## [GOAL]
Transcribe the records below exactly as they appear, omitting any pictures.

(Dataset items)
== == ==
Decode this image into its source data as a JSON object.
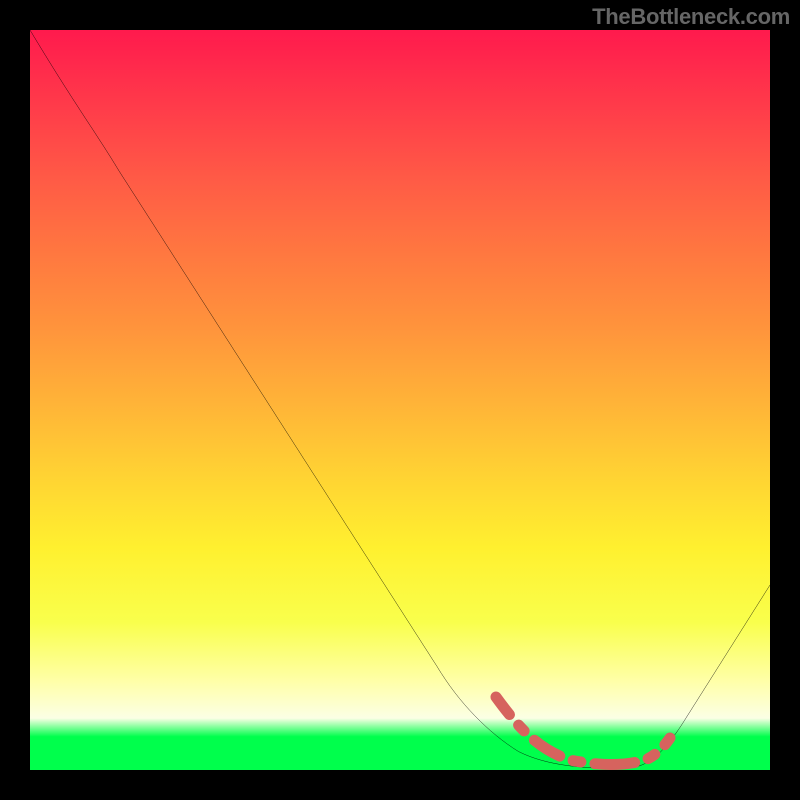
{
  "attribution": "TheBottleneck.com",
  "chart_data": {
    "type": "line",
    "title": "",
    "xlabel": "",
    "ylabel": "",
    "xlim": [
      0,
      100
    ],
    "ylim": [
      0,
      100
    ],
    "grid": false,
    "legend": false,
    "series": [
      {
        "name": "bottleneck-curve",
        "color": "#000000",
        "x": [
          0,
          10,
          20,
          30,
          40,
          50,
          60,
          65,
          70,
          73,
          78,
          82,
          85,
          90,
          95,
          100
        ],
        "y": [
          100,
          88,
          73,
          58,
          44,
          30,
          16,
          10,
          4,
          1,
          0,
          0,
          2,
          8,
          16,
          25
        ]
      },
      {
        "name": "optimal-range-marker",
        "color": "#d6635e",
        "x": [
          64,
          67,
          70,
          73,
          76,
          79,
          82,
          85
        ],
        "y": [
          10,
          6,
          3,
          1,
          0,
          0,
          0,
          2
        ]
      }
    ],
    "background_gradient_stops": [
      {
        "pos": 0,
        "color": "#ff1a4d"
      },
      {
        "pos": 0.5,
        "color": "#ffb238"
      },
      {
        "pos": 0.8,
        "color": "#f9ff4c"
      },
      {
        "pos": 0.95,
        "color": "#00ff4c"
      },
      {
        "pos": 1.0,
        "color": "#00ff4c"
      }
    ]
  }
}
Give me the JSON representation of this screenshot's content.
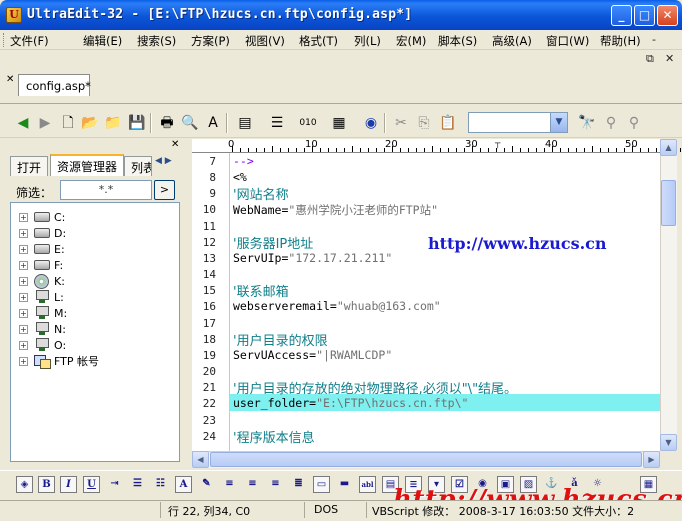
{
  "window": {
    "title": "UltraEdit-32 - [E:\\FTP\\hzucs.cn.ftp\\config.asp*]",
    "app_icon": "U"
  },
  "menu": [
    "文件(F)",
    "编辑(E)",
    "搜索(S)",
    "方案(P)",
    "视图(V)",
    "格式(T)",
    "列(L)",
    "宏(M)",
    "脚本(S)",
    "高级(A)",
    "窗口(W)",
    "帮助(H)"
  ],
  "document_tab": {
    "label": "config.asp*"
  },
  "left_panel": {
    "tabs": [
      "打开",
      "资源管理器",
      "列表"
    ],
    "filter_label": "筛选：",
    "filter_value": "*.*",
    "filter_button": ">",
    "tree": [
      {
        "label": "C:",
        "icon": "drive-icon"
      },
      {
        "label": "D:",
        "icon": "drive-icon"
      },
      {
        "label": "E:",
        "icon": "drive-icon"
      },
      {
        "label": "F:",
        "icon": "drive-icon"
      },
      {
        "label": "K:",
        "icon": "cd-icon"
      },
      {
        "label": "L:",
        "icon": "network-drive-icon"
      },
      {
        "label": "M:",
        "icon": "network-drive-icon"
      },
      {
        "label": "N:",
        "icon": "network-drive-icon"
      },
      {
        "label": "O:",
        "icon": "network-drive-icon"
      },
      {
        "label": "FTP 帐号",
        "icon": "ftp-account-icon"
      }
    ]
  },
  "ruler": {
    "labels": [
      "0",
      "10",
      "20",
      "30",
      "40",
      "50"
    ]
  },
  "editor": {
    "lines": [
      {
        "n": "7",
        "text": "-->",
        "style": "kw"
      },
      {
        "n": "8",
        "text": "<%",
        "style": "normal"
      },
      {
        "n": "9",
        "text": "'网站名称",
        "style": "comment"
      },
      {
        "n": "10",
        "pre": "WebName=",
        "str": "\"惠州学院小汪老师的FTP站\"",
        "style": "assign"
      },
      {
        "n": "11",
        "text": "",
        "style": "normal"
      },
      {
        "n": "12",
        "text": "'服务器IP地址",
        "style": "comment"
      },
      {
        "n": "13",
        "pre": "ServUIp=",
        "str": "\"172.17.21.211\"",
        "style": "assign"
      },
      {
        "n": "14",
        "text": "",
        "style": "normal"
      },
      {
        "n": "15",
        "text": "'联系邮箱",
        "style": "comment"
      },
      {
        "n": "16",
        "pre": "webserveremail=",
        "str": "\"whuab@163.com\"",
        "style": "assign"
      },
      {
        "n": "17",
        "text": "",
        "style": "normal"
      },
      {
        "n": "18",
        "text": "'用户目录的权限",
        "style": "comment"
      },
      {
        "n": "19",
        "pre": "ServUAccess=",
        "str": "\"|RWAMLCDP\"",
        "style": "assign"
      },
      {
        "n": "20",
        "text": "",
        "style": "normal"
      },
      {
        "n": "21",
        "text": "'用户目录的存放的绝对物理路径,必须以\"\\\"结尾。",
        "style": "comment"
      },
      {
        "n": "22",
        "pre": "user_folder=",
        "str": "\"E:\\FTP\\hzucs.cn.ftp\\\"",
        "style": "assign"
      },
      {
        "n": "23",
        "text": "",
        "style": "normal"
      },
      {
        "n": "24",
        "text": "'程序版本信息",
        "style": "comment"
      }
    ]
  },
  "watermarks": {
    "blue": "http://www.hzucs.cn",
    "red": "http://www.hzucs.cn"
  },
  "status": {
    "position": "行 22, 列34, C0",
    "line_ending": "DOS",
    "rest": "VBScript  修改： 2008-3-17 16:03:50  文件大小：2"
  },
  "colors": {
    "title_bar": "#0a55d8",
    "comment": "#0f7f8a",
    "highlight_line": "#7ff0f0",
    "watermark_red": "#e01010",
    "watermark_blue": "#1a1ad0"
  }
}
== == ==
## [EXERCISE OUTPUT]
Decode this image into its source data as a JSON object.
{
  "attribution": "TheBottleneck.com",
  "chart_data": {
    "type": "line",
    "title": "",
    "xlabel": "",
    "ylabel": "",
    "xlim": [
      0,
      100
    ],
    "ylim": [
      0,
      100
    ],
    "grid": false,
    "legend": false,
    "series": [
      {
        "name": "bottleneck-curve",
        "color": "#000000",
        "x": [
          0,
          10,
          20,
          30,
          40,
          50,
          60,
          65,
          70,
          73,
          78,
          82,
          85,
          90,
          95,
          100
        ],
        "y": [
          100,
          88,
          73,
          58,
          44,
          30,
          16,
          10,
          4,
          1,
          0,
          0,
          2,
          8,
          16,
          25
        ]
      },
      {
        "name": "optimal-range-marker",
        "color": "#d6635e",
        "x": [
          64,
          67,
          70,
          73,
          76,
          79,
          82,
          85
        ],
        "y": [
          10,
          6,
          3,
          1,
          0,
          0,
          0,
          2
        ]
      }
    ],
    "background_gradient_stops": [
      {
        "pos": 0,
        "color": "#ff1a4d"
      },
      {
        "pos": 0.5,
        "color": "#ffb238"
      },
      {
        "pos": 0.8,
        "color": "#f9ff4c"
      },
      {
        "pos": 0.95,
        "color": "#00ff4c"
      },
      {
        "pos": 1.0,
        "color": "#00ff4c"
      }
    ]
  }
}
Give me the JSON representation of this screenshot's content.
{
  "window": {
    "title": "UltraEdit-32 - [E:\\FTP\\hzucs.cn.ftp\\config.asp*]",
    "app_icon": "U"
  },
  "menu": [
    "文件(F)",
    "编辑(E)",
    "搜索(S)",
    "方案(P)",
    "视图(V)",
    "格式(T)",
    "列(L)",
    "宏(M)",
    "脚本(S)",
    "高级(A)",
    "窗口(W)",
    "帮助(H)"
  ],
  "document_tab": {
    "label": "config.asp*"
  },
  "left_panel": {
    "tabs": [
      "打开",
      "资源管理器",
      "列表"
    ],
    "filter_label": "筛选：",
    "filter_value": "*.*",
    "filter_button": ">",
    "tree": [
      {
        "label": "C:",
        "icon": "drive-icon"
      },
      {
        "label": "D:",
        "icon": "drive-icon"
      },
      {
        "label": "E:",
        "icon": "drive-icon"
      },
      {
        "label": "F:",
        "icon": "drive-icon"
      },
      {
        "label": "K:",
        "icon": "cd-icon"
      },
      {
        "label": "L:",
        "icon": "network-drive-icon"
      },
      {
        "label": "M:",
        "icon": "network-drive-icon"
      },
      {
        "label": "N:",
        "icon": "network-drive-icon"
      },
      {
        "label": "O:",
        "icon": "network-drive-icon"
      },
      {
        "label": "FTP 帐号",
        "icon": "ftp-account-icon"
      }
    ]
  },
  "ruler": {
    "labels": [
      "0",
      "10",
      "20",
      "30",
      "40",
      "50"
    ]
  },
  "editor": {
    "lines": [
      {
        "n": "7",
        "text": "-->",
        "style": "kw"
      },
      {
        "n": "8",
        "text": "<%",
        "style": "normal"
      },
      {
        "n": "9",
        "text": "'网站名称",
        "style": "comment"
      },
      {
        "n": "10",
        "pre": "WebName=",
        "str": "\"惠州学院小汪老师的FTP站\"",
        "style": "assign"
      },
      {
        "n": "11",
        "text": "",
        "style": "normal"
      },
      {
        "n": "12",
        "text": "'服务器IP地址",
        "style": "comment"
      },
      {
        "n": "13",
        "pre": "ServUIp=",
        "str": "\"172.17.21.211\"",
        "style": "assign"
      },
      {
        "n": "14",
        "text": "",
        "style": "normal"
      },
      {
        "n": "15",
        "text": "'联系邮箱",
        "style": "comment"
      },
      {
        "n": "16",
        "pre": "webserveremail=",
        "str": "\"whuab@163.com\"",
        "style": "assign"
      },
      {
        "n": "17",
        "text": "",
        "style": "normal"
      },
      {
        "n": "18",
        "text": "'用户目录的权限",
        "style": "comment"
      },
      {
        "n": "19",
        "pre": "ServUAccess=",
        "str": "\"|RWAMLCDP\"",
        "style": "assign"
      },
      {
        "n": "20",
        "text": "",
        "style": "normal"
      },
      {
        "n": "21",
        "text": "'用户目录的存放的绝对物理路径,必须以\"\\\"结尾。",
        "style": "comment"
      },
      {
        "n": "22",
        "pre": "user_folder=",
        "str": "\"E:\\FTP\\hzucs.cn.ftp\\\"",
        "style": "assign"
      },
      {
        "n": "23",
        "text": "",
        "style": "normal"
      },
      {
        "n": "24",
        "text": "'程序版本信息",
        "style": "comment"
      }
    ]
  },
  "watermarks": {
    "blue": "http://www.hzucs.cn",
    "red": "http://www.hzucs.cn"
  },
  "status": {
    "position": "行 22, 列34, C0",
    "line_ending": "DOS",
    "rest": "VBScript  修改： 2008-3-17 16:03:50  文件大小：2"
  },
  "colors": {
    "title_bar": "#0a55d8",
    "comment": "#0f7f8a",
    "highlight_line": "#7ff0f0",
    "watermark_red": "#e01010",
    "watermark_blue": "#1a1ad0"
  }
}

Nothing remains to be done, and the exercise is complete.